# Jesse the Swedish Elkhound (Jamthund)



## battlemonkey (Oct 14, 2007)

This is Jesse the 9yo Swedish Elkhound (Jamthund)

Here she is, ready for Canada Day festivites at the Waterfront:









Here she is at the lagoon, she's quite photogenic.









Here is Jesse and momma at the lagoon...









She just loves her picture taken, always has...


----------



## Dakota Spirit (Jul 31, 2007)

Very pretty gal! Jamthunds aren’t too common in my parts, its nice to see some pictures of one .


----------



## Inga (Jun 16, 2007)

Of Course she loves having her picture taken, she is beautiful and you are right, very photogenic. Lovely scenery as well.


----------



## FriendsOfZoe (Aug 7, 2007)

Wow, where in Canada are you from? (You don't have to be specific, I just want some sort of an idea where that BEAUTIFUL scenery is)! 

Your dog is lovely, too, of course, and not one I've ever seen before. It's just tough to look at her with the gorgeous blue lagoon behind her!


----------



## Jaylie (Mar 5, 2007)

Beautiful dog!! I've never seen a swedish elkhound. Do they all have rings around their eyes?? I think those are SO cute on her!!


----------



## battlemonkey (Oct 14, 2007)

I live in BC, on Vancouver Island to be more exact. We have tons of areas with beautiful scenes around here, it's easy to find a great place to shoot some nice photos.

Yeah, they do have rings around their eyes, my friend keeps telling me she looks likes she's wearing eye-liner...LOL...


----------

TASK PROMPT
Rewrite everything in the Jamthund thread from "Beautiful dog!! I've" down to "she's wearing eye-liner...LOL...", swapping "eye-liner" for "mascara". The material that comes next is from a different source.

INFORMATION PROVIDED
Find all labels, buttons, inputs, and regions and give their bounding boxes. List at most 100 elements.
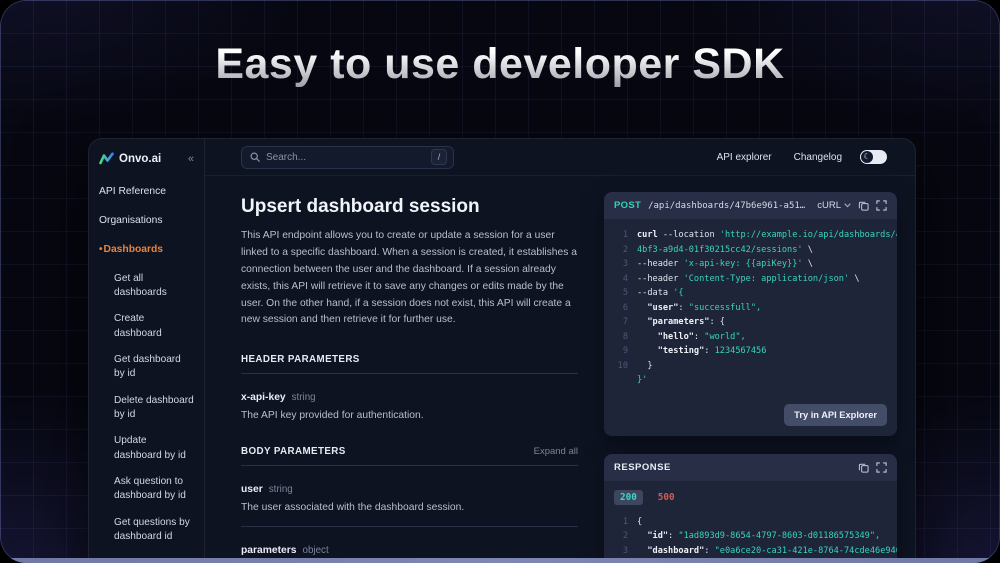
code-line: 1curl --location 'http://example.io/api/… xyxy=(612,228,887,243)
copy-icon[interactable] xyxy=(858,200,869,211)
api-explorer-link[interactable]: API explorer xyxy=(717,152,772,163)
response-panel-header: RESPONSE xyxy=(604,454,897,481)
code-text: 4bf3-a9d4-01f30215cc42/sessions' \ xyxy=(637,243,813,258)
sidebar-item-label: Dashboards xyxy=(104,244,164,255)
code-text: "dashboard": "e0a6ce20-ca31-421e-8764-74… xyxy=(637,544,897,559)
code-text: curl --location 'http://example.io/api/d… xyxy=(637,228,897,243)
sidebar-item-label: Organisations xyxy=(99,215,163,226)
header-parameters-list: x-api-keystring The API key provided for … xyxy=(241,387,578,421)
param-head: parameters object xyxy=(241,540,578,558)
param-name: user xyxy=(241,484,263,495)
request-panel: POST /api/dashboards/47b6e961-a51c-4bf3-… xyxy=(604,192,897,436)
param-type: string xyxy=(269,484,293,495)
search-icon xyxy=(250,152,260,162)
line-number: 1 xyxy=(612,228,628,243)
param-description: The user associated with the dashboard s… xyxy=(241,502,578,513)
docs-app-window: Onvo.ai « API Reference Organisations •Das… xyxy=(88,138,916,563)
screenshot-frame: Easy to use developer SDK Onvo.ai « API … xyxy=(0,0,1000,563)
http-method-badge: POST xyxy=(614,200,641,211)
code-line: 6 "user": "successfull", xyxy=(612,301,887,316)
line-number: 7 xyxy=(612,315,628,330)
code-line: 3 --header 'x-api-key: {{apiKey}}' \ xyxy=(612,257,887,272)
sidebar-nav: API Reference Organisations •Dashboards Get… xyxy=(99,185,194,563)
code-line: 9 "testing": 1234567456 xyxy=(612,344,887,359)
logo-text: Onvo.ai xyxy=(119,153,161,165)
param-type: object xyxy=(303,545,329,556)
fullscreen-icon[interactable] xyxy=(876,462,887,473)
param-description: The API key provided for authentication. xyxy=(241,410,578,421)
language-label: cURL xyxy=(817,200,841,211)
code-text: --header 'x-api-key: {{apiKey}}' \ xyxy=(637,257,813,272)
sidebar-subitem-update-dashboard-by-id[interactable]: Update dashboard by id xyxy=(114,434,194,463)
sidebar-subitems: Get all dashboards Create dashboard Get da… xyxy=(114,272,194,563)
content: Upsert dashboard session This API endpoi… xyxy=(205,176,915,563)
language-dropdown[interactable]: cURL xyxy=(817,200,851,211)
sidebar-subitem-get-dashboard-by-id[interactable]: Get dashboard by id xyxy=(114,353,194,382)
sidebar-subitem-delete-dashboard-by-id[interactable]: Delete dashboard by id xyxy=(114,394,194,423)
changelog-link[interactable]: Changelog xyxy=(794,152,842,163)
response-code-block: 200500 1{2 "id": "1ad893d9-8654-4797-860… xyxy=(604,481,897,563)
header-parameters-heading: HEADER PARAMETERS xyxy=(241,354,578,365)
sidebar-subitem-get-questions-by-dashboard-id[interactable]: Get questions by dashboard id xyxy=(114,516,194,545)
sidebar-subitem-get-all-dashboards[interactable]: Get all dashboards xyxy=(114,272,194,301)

OUTPUT FOR THIS EXERCISE
Beautiful dog!! I've never seen a swedish elkhound. Do they all have rings around their eyes?? I think those are SO cute on her!!


----------



## battlemonkey (Oct 14, 2007)

I live in BC, on Vancouver Island to be more exact. We have tons of areas with beautiful scenes around here, it's easy to find a great place to shoot some nice photos.

Yeah, they do have rings around their eyes, my friend keeps telling me she looks likes she's wearing mascara...LOL...